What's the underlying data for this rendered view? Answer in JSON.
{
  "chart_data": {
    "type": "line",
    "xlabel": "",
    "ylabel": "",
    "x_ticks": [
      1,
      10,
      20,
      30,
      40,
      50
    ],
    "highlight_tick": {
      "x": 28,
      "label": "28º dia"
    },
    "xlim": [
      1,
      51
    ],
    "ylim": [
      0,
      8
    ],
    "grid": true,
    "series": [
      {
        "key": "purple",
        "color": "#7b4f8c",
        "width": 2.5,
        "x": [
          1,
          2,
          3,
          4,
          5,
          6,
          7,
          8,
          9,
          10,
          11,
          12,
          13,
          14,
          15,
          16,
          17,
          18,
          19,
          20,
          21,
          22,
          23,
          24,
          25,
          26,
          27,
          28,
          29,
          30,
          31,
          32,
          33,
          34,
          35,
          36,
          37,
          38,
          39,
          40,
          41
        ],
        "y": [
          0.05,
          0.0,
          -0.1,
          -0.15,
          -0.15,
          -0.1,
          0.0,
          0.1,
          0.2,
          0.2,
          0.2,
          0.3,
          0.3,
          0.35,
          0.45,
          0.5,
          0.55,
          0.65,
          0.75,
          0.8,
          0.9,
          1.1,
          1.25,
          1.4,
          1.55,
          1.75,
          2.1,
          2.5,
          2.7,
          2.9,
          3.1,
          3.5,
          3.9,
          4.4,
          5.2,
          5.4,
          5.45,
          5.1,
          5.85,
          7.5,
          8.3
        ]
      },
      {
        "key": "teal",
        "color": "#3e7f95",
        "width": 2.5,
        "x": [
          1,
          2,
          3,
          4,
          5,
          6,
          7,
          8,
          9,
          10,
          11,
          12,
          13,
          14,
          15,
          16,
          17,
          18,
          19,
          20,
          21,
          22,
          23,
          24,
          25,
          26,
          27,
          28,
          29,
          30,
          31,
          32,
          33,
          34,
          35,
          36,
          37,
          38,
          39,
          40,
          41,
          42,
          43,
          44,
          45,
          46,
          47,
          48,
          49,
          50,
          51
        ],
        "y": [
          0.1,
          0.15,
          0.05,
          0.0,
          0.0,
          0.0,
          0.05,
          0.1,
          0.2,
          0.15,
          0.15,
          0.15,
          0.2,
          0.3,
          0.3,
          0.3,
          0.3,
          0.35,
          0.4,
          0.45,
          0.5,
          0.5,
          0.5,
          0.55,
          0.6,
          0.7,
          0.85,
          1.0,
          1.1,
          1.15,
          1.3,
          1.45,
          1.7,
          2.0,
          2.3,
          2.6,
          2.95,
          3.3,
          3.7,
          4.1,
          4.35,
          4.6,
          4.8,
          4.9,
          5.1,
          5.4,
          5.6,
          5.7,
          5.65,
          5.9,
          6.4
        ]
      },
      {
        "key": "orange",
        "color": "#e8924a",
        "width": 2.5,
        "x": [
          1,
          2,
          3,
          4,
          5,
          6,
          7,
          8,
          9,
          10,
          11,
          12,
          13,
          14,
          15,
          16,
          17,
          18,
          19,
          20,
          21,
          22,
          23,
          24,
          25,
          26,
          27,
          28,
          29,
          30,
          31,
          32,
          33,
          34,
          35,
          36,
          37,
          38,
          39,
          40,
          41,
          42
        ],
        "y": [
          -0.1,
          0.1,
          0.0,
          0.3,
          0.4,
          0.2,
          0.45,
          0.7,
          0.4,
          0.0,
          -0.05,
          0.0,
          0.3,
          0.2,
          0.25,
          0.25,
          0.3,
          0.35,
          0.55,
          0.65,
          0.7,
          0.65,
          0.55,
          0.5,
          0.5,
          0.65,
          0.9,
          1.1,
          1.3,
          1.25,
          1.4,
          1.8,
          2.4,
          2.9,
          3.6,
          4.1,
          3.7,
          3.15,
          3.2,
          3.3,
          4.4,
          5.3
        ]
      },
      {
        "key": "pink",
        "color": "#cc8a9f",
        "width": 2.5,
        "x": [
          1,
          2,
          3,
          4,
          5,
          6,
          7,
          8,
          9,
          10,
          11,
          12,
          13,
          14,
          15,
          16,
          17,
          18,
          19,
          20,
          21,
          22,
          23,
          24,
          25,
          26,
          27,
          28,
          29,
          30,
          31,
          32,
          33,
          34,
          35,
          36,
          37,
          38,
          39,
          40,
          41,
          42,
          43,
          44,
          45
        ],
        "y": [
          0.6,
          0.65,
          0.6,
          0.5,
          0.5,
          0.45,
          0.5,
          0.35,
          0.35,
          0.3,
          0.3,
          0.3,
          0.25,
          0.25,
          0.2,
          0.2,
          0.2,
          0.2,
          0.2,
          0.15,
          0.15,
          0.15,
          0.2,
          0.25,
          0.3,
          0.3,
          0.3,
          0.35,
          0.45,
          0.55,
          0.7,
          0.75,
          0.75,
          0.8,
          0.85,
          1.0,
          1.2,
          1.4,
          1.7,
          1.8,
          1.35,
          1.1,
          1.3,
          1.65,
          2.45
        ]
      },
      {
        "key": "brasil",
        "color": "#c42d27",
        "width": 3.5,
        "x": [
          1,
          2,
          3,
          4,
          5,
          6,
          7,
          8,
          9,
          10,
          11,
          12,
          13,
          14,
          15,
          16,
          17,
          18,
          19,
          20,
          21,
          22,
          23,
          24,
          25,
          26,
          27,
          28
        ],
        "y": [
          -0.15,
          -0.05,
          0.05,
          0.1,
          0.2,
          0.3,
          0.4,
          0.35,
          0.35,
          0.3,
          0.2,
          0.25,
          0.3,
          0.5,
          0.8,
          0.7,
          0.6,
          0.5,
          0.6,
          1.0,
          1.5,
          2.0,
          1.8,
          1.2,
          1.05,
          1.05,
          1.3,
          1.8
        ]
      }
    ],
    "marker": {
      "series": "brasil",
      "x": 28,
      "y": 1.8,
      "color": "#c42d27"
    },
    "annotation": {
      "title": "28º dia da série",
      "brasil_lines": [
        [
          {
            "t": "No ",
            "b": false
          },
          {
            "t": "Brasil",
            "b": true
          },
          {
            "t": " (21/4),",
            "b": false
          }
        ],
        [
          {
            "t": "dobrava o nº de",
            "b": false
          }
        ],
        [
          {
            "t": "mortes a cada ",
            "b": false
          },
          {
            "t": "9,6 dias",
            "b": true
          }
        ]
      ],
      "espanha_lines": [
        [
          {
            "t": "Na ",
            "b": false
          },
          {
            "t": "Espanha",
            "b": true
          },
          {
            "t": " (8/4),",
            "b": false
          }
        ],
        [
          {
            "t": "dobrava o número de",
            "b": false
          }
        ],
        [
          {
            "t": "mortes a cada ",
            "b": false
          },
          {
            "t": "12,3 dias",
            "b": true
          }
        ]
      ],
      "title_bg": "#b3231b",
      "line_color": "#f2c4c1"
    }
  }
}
________________
## STATED GOAL
Return each entry from the material above exactly as it appears.

## FINISHED TASK
What's the underlying data for this rendered view? Answer in JSON.
{
  "chart_data": {
    "type": "line",
    "xlabel": "",
    "ylabel": "",
    "x_ticks": [
      1,
      10,
      20,
      30,
      40,
      50
    ],
    "highlight_tick": {
      "x": 28,
      "label": "28º dia"
    },
    "xlim": [
      1,
      51
    ],
    "ylim": [
      0,
      8
    ],
    "grid": true,
    "series": [
      {
        "key": "purple",
        "color": "#7b4f8c",
        "width": 2.5,
        "x": [
          1,
          2,
          3,
          4,
          5,
          6,
          7,
          8,
          9,
          10,
          11,
          12,
          13,
          14,
          15,
          16,
          17,
          18,
          19,
          20,
          21,
          22,
          23,
          24,
          25,
          26,
          27,
          28,
          29,
          30,
          31,
          32,
          33,
          34,
          35,
          36,
          37,
          38,
          39,
          40,
          41
        ],
        "y": [
          0.05,
          0.0,
          -0.1,
          -0.15,
          -0.15,
          -0.1,
          0.0,
          0.1,
          0.2,
          0.2,
          0.2,
          0.3,
          0.3,
          0.35,
          0.45,
          0.5,
          0.55,
          0.65,
          0.75,
          0.8,
          0.9,
          1.1,
          1.25,
          1.4,
          1.55,
          1.75,
          2.1,
          2.5,
          2.7,
          2.9,
          3.1,
          3.5,
          3.9,
          4.4,
          5.2,
          5.4,
          5.45,
          5.1,
          5.85,
          7.5,
          8.3
        ]
      },
      {
        "key": "teal",
        "color": "#3e7f95",
        "width": 2.5,
        "x": [
          1,
          2,
          3,
          4,
          5,
          6,
          7,
          8,
          9,
          10,
          11,
          12,
          13,
          14,
          15,
          16,
          17,
          18,
          19,
          20,
          21,
          22,
          23,
          24,
          25,
          26,
          27,
          28,
          29,
          30,
          31,
          32,
          33,
          34,
          35,
          36,
          37,
          38,
          39,
          40,
          41,
          42,
          43,
          44,
          45,
          46,
          47,
          48,
          49,
          50,
          51
        ],
        "y": [
          0.1,
          0.15,
          0.05,
          0.0,
          0.0,
          0.0,
          0.05,
          0.1,
          0.2,
          0.15,
          0.15,
          0.15,
          0.2,
          0.3,
          0.3,
          0.3,
          0.3,
          0.35,
          0.4,
          0.45,
          0.5,
          0.5,
          0.5,
          0.55,
          0.6,
          0.7,
          0.85,
          1.0,
          1.1,
          1.15,
          1.3,
          1.45,
          1.7,
          2.0,
          2.3,
          2.6,
          2.95,
          3.3,
          3.7,
          4.1,
          4.35,
          4.6,
          4.8,
          4.9,
          5.1,
          5.4,
          5.6,
          5.7,
          5.65,
          5.9,
          6.4
        ]
      },
      {
        "key": "orange",
        "color": "#e8924a",
        "width": 2.5,
        "x": [
          1,
          2,
          3,
          4,
          5,
          6,
          7,
          8,
          9,
          10,
          11,
          12,
          13,
          14,
          15,
          16,
          17,
          18,
          19,
          20,
          21,
          22,
          23,
          24,
          25,
          26,
          27,
          28,
          29,
          30,
          31,
          32,
          33,
          34,
          35,
          36,
          37,
          38,
          39,
          40,
          41,
          42
        ],
        "y": [
          -0.1,
          0.1,
          0.0,
          0.3,
          0.4,
          0.2,
          0.45,
          0.7,
          0.4,
          0.0,
          -0.05,
          0.0,
          0.3,
          0.2,
          0.25,
          0.25,
          0.3,
          0.35,
          0.55,
          0.65,
          0.7,
          0.65,
          0.55,
          0.5,
          0.5,
          0.65,
          0.9,
          1.1,
          1.3,
          1.25,
          1.4,
          1.8,
          2.4,
          2.9,
          3.6,
          4.1,
          3.7,
          3.15,
          3.2,
          3.3,
          4.4,
          5.3
        ]
      },
      {
        "key": "pink",
        "color": "#cc8a9f",
        "width": 2.5,
        "x": [
          1,
          2,
          3,
          4,
          5,
          6,
          7,
          8,
          9,
          10,
          11,
          12,
          13,
          14,
          15,
          16,
          17,
          18,
          19,
          20,
          21,
          22,
          23,
          24,
          25,
          26,
          27,
          28,
          29,
          30,
          31,
          32,
          33,
          34,
          35,
          36,
          37,
          38,
          39,
          40,
          41,
          42,
          43,
          44,
          45
        ],
        "y": [
          0.6,
          0.65,
          0.6,
          0.5,
          0.5,
          0.45,
          0.5,
          0.35,
          0.35,
          0.3,
          0.3,
          0.3,
          0.25,
          0.25,
          0.2,
          0.2,
          0.2,
          0.2,
          0.2,
          0.15,
          0.15,
          0.15,
          0.2,
          0.25,
          0.3,
          0.3,
          0.3,
          0.35,
          0.45,
          0.55,
          0.7,
          0.75,
          0.75,
          0.8,
          0.85,
          1.0,
          1.2,
          1.4,
          1.7,
          1.8,
          1.35,
          1.1,
          1.3,
          1.65,
          2.45
        ]
      },
      {
        "key": "brasil",
        "color": "#c42d27",
        "width": 3.5,
        "x": [
          1,
          2,
          3,
          4,
          5,
          6,
          7,
          8,
          9,
          10,
          11,
          12,
          13,
          14,
          15,
          16,
          17,
          18,
          19,
          20,
          21,
          22,
          23,
          24,
          25,
          26,
          27,
          28
        ],
        "y": [
          -0.15,
          -0.05,
          0.05,
          0.1,
          0.2,
          0.3,
          0.4,
          0.35,
          0.35,
          0.3,
          0.2,
          0.25,
          0.3,
          0.5,
          0.8,
          0.7,
          0.6,
          0.5,
          0.6,
          1.0,
          1.5,
          2.0,
          1.8,
          1.2,
          1.05,
          1.05,
          1.3,
          1.8
        ]
      }
    ],
    "marker": {
      "series": "brasil",
      "x": 28,
      "y": 1.8,
      "color": "#c42d27"
    },
    "annotation": {
      "title": "28º dia da série",
      "brasil_lines": [
        [
          {
            "t": "No ",
            "b": false
          },
          {
            "t": "Brasil",
            "b": true
          },
          {
            "t": " (21/4),",
            "b": false
          }
        ],
        [
          {
            "t": "dobrava o nº de",
            "b": false
          }
        ],
        [
          {
            "t": "mortes a cada ",
            "b": false
          },
          {
            "t": "9,6 dias",
            "b": true
          }
        ]
      ],
      "espanha_lines": [
        [
          {
            "t": "Na ",
            "b": false
          },
          {
            "t": "Espanha",
            "b": true
          },
          {
            "t": " (8/4),",
            "b": false
          }
        ],
        [
          {
            "t": "dobrava o número de",
            "b": false
          }
        ],
        [
          {
            "t": "mortes a cada ",
            "b": false
          },
          {
            "t": "12,3 dias",
            "b": true
          }
        ]
      ],
      "title_bg": "#b3231b",
      "line_color": "#f2c4c1"
    }
  }
}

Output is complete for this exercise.